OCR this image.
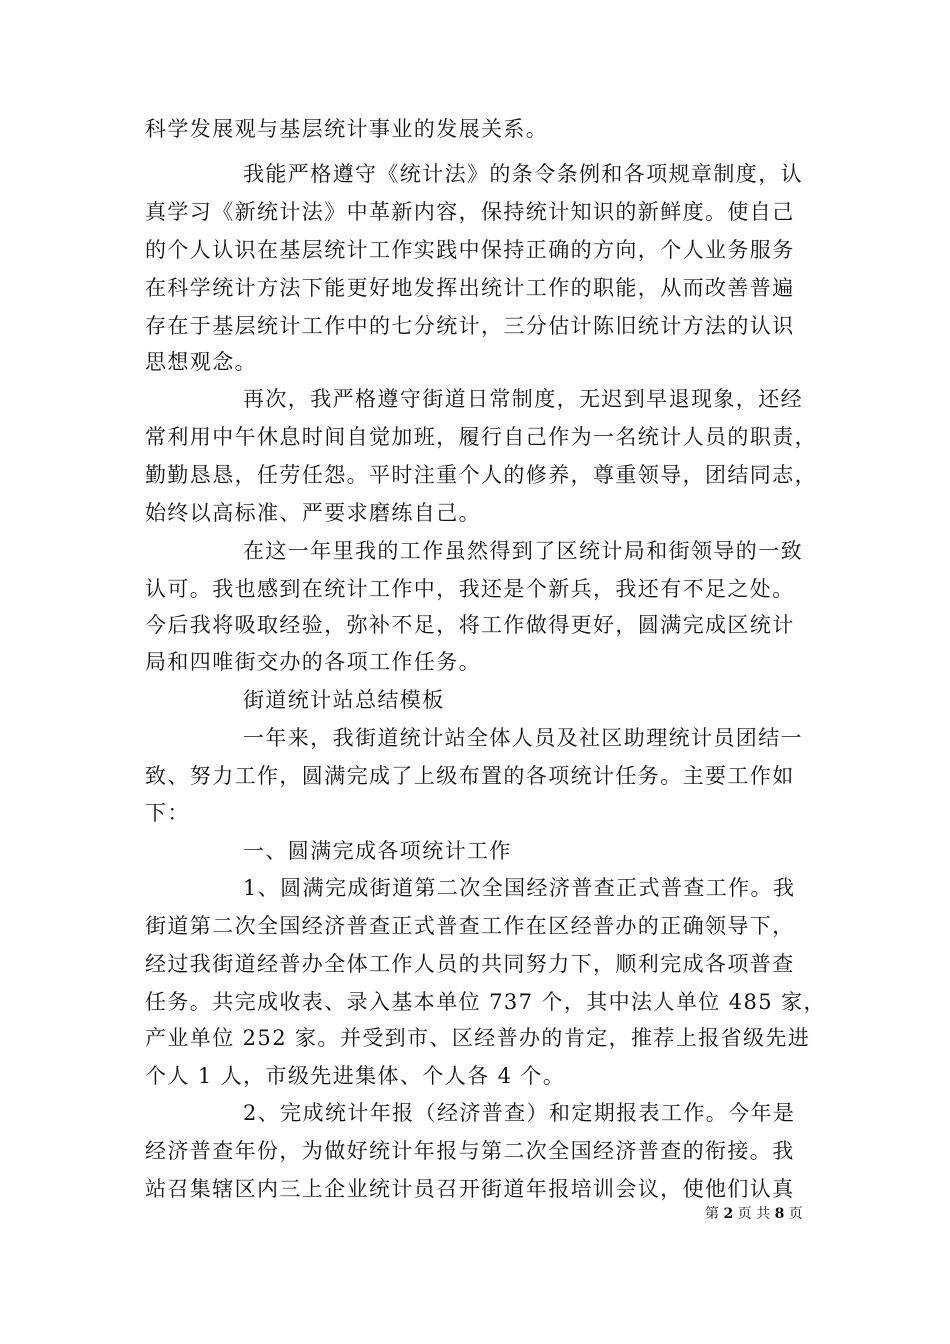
科学发展观与基层统计事业的发展关系。
我能严格遵守《统计法》的条令条例和各项规章制度，认
真学习《新统计法》中革新内容，保持统计知识的新鲜度。使自己
的个人认识在基层统计工作实践中保持正确的方向，个人业务服务
在科学统计方法下能更好地发挥出统计工作的职能，从而改善普遍
存在于基层统计工作中的七分统计，三分估计陈旧统计方法的认识
思想观念。
再次，我严格遵守街道日常制度，无迟到早退现象，还经
常利用中午休息时间自觉加班，履行自己作为一名统计人员的职责，
勤勤恳恳，任劳任怨。平时注重个人的修养，尊重领导，团结同志，
始终以高标准、严要求磨练自己。
在这一年里我的工作虽然得到了区统计局和街领导的一致
认可。我也感到在统计工作中，我还是个新兵，我还有不足之处。
今后我将吸取经验，弥补不足，将工作做得更好，圆满完成区统计
局和四唯街交办的各项工作任务。
街道统计站总结模板
一年来，我街道统计站全体人员及社区助理统计员团结一
致、努力工作，圆满完成了上级布置的各项统计任务。主要工作如
下：
一、圆满完成各项统计工作
1、圆满完成街道第二次全国经济普查正式普查工作。我
街道第二次全国经济普查正式普查工作在区经普办的正确领导下，
经过我街道经普办全体工作人员的共同努力下，顺利完成各项普查
任务。共完成收表、录入基本单位 737 个，其中法人单位 485 家，
产业单位 252 家。并受到市、区经普办的肯定，推荐上报省级先进
个人 1 人，市级先进集体、个人各 4 个。
2、完成统计年报（经济普查）和定期报表工作。今年是
经济普查年份，为做好统计年报与第二次全国经济普查的衔接。我
站召集辖区内三上企业统计员召开街道年报培训会议，使他们认真
第 2 页 共 8 页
☆ ☆ ☆ ☆
* [Work to do] Each entry must be retyped word for word, with every image omitted.

* [Correct answer]
OCR this image.
科学发展观与基层统计事业的发展关系。
我能严格遵守《统计法》的条令条例和各项规章制度，认
真学习《新统计法》中革新内容，保持统计知识的新鲜度。使自己
的个人认识在基层统计工作实践中保持正确的方向，个人业务服务
在科学统计方法下能更好地发挥出统计工作的职能，从而改善普遍
存在于基层统计工作中的七分统计，三分估计陈旧统计方法的认识
思想观念。
再次，我严格遵守街道日常制度，无迟到早退现象，还经
常利用中午休息时间自觉加班，履行自己作为一名统计人员的职责，
勤勤恳恳，任劳任怨。平时注重个人的修养，尊重领导，团结同志，
始终以高标准、严要求磨练自己。
在这一年里我的工作虽然得到了区统计局和街领导的一致
认可。我也感到在统计工作中，我还是个新兵，我还有不足之处。
今后我将吸取经验，弥补不足，将工作做得更好，圆满完成区统计
局和四唯街交办的各项工作任务。
街道统计站总结模板
一年来，我街道统计站全体人员及社区助理统计员团结一
致、努力工作，圆满完成了上级布置的各项统计任务。主要工作如
下：
一、圆满完成各项统计工作
1、圆满完成街道第二次全国经济普查正式普查工作。我
街道第二次全国经济普查正式普查工作在区经普办的正确领导下，
经过我街道经普办全体工作人员的共同努力下，顺利完成各项普查
任务。共完成收表、录入基本单位 737 个，其中法人单位 485 家，
产业单位 252 家。并受到市、区经普办的肯定，推荐上报省级先进
个人 1 人，市级先进集体、个人各 4 个。
2、完成统计年报（经济普查）和定期报表工作。今年是
经济普查年份，为做好统计年报与第二次全国经济普查的衔接。我
站召集辖区内三上企业统计员召开街道年报培训会议，使他们认真
第 2 页 共 8 页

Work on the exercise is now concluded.